Supplied data ::

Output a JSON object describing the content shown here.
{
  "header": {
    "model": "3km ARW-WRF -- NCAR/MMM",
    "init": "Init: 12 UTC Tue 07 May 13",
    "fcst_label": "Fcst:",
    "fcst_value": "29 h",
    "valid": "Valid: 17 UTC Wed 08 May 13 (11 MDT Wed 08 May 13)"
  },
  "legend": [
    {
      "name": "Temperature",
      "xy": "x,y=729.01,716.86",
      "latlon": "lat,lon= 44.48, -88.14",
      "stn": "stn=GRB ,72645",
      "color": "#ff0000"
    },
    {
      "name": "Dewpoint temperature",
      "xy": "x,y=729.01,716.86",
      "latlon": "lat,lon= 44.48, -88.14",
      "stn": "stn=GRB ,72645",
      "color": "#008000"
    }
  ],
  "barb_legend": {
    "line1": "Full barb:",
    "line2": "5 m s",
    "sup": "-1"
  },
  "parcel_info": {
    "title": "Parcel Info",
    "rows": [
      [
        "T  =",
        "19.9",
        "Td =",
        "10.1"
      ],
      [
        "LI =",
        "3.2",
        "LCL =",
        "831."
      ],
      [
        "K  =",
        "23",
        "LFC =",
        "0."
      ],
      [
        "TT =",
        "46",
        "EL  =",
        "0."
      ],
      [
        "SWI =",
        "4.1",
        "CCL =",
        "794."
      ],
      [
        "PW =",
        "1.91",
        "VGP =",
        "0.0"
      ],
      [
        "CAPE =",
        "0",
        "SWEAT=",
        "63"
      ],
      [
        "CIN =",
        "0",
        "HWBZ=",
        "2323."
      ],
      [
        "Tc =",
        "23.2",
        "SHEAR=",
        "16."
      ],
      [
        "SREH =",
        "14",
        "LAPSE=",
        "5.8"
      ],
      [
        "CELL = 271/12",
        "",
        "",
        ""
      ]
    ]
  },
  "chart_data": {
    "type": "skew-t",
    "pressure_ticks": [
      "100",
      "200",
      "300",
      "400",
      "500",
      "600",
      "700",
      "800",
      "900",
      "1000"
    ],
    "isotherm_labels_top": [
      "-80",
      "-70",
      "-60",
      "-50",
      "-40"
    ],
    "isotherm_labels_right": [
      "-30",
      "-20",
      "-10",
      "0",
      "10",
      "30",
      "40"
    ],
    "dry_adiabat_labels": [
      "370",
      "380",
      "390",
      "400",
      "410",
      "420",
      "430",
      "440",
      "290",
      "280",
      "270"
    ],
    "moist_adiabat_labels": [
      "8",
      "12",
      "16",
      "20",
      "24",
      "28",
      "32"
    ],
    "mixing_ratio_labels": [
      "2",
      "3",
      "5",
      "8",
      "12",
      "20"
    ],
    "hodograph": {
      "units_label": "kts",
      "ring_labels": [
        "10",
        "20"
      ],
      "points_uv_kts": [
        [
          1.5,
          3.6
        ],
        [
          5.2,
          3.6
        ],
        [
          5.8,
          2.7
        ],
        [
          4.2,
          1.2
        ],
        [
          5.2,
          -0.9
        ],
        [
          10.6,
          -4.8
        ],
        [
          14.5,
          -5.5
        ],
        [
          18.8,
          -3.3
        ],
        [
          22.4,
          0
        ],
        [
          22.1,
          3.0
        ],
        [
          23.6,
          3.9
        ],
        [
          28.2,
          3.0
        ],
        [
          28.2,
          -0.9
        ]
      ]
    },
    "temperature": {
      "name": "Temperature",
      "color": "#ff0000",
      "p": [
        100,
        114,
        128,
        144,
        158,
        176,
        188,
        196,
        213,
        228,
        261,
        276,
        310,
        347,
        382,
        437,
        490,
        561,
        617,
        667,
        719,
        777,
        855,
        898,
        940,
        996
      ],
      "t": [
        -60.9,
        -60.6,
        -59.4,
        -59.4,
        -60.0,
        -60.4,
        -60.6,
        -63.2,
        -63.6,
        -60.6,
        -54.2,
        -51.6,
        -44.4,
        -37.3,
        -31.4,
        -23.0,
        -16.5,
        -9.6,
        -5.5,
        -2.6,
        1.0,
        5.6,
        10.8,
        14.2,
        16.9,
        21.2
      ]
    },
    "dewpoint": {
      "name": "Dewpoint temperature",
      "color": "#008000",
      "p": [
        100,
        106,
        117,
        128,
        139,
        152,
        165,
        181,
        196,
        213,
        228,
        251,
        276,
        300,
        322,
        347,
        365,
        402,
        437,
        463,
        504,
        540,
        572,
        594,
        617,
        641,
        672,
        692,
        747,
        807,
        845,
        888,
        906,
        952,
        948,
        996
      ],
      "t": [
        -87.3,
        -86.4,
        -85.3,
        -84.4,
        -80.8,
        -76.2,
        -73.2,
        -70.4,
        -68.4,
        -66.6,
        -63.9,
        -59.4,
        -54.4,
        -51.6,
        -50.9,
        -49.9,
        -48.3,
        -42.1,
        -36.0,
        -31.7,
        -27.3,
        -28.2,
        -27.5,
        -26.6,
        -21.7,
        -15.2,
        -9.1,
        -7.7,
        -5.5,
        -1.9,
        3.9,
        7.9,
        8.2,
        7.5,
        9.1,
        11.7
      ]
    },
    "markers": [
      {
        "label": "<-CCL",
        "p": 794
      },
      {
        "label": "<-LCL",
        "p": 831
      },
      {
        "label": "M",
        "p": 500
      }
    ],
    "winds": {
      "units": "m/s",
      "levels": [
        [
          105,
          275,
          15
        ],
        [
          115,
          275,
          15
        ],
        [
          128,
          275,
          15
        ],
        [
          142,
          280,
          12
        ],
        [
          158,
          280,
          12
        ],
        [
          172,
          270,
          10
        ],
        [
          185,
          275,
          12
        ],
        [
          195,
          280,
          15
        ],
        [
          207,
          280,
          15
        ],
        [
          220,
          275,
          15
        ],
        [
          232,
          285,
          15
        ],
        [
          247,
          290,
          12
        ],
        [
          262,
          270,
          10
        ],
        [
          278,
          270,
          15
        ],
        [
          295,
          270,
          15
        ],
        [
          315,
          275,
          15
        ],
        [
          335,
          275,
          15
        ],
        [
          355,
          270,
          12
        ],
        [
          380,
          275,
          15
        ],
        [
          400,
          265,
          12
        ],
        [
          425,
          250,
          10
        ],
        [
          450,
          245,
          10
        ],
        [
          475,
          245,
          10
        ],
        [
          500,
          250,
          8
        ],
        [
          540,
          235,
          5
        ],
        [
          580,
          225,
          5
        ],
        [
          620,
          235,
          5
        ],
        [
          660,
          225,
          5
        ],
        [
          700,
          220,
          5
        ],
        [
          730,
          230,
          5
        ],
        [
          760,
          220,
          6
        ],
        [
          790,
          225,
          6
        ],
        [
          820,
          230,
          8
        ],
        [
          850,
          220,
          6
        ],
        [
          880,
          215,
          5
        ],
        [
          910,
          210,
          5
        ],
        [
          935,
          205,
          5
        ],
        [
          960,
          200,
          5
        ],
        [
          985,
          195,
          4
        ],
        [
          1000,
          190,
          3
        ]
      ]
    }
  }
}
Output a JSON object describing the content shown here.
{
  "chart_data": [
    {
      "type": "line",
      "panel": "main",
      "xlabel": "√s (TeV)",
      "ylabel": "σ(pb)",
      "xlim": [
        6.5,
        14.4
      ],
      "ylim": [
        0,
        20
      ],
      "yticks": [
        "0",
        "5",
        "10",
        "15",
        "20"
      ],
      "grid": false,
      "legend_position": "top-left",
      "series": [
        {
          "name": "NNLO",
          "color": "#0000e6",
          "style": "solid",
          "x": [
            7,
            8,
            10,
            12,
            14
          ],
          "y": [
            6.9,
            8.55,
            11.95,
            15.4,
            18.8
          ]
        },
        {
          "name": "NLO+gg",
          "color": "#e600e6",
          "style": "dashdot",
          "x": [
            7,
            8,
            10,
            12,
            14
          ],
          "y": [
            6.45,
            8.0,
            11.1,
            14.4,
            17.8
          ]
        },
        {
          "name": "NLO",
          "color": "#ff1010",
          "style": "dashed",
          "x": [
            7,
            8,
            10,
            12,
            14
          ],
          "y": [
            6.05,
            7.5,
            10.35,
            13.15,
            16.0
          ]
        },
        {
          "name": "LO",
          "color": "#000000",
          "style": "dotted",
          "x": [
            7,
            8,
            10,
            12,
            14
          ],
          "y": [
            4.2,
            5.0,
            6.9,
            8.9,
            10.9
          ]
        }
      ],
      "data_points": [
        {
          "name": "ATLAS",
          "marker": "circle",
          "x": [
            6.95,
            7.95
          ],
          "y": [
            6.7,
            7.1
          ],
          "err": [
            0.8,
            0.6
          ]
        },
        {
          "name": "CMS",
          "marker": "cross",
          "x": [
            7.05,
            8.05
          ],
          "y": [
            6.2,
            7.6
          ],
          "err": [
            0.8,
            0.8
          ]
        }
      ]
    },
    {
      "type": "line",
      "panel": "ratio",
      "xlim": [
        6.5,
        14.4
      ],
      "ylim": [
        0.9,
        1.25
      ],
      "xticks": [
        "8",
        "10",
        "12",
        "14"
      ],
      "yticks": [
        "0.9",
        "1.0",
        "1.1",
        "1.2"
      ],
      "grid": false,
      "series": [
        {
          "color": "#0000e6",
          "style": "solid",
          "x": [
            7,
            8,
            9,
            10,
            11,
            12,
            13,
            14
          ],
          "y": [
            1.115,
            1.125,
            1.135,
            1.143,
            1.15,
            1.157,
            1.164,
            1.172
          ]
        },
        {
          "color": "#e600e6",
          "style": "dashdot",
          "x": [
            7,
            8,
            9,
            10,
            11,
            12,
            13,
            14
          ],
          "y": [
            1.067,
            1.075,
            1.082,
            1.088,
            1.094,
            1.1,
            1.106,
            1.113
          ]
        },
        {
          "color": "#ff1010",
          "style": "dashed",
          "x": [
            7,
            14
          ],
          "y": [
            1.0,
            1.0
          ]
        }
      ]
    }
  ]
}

Prompt ::
Report how many lines of the preceding records include "name". Output the number only.

Output of the task ::
10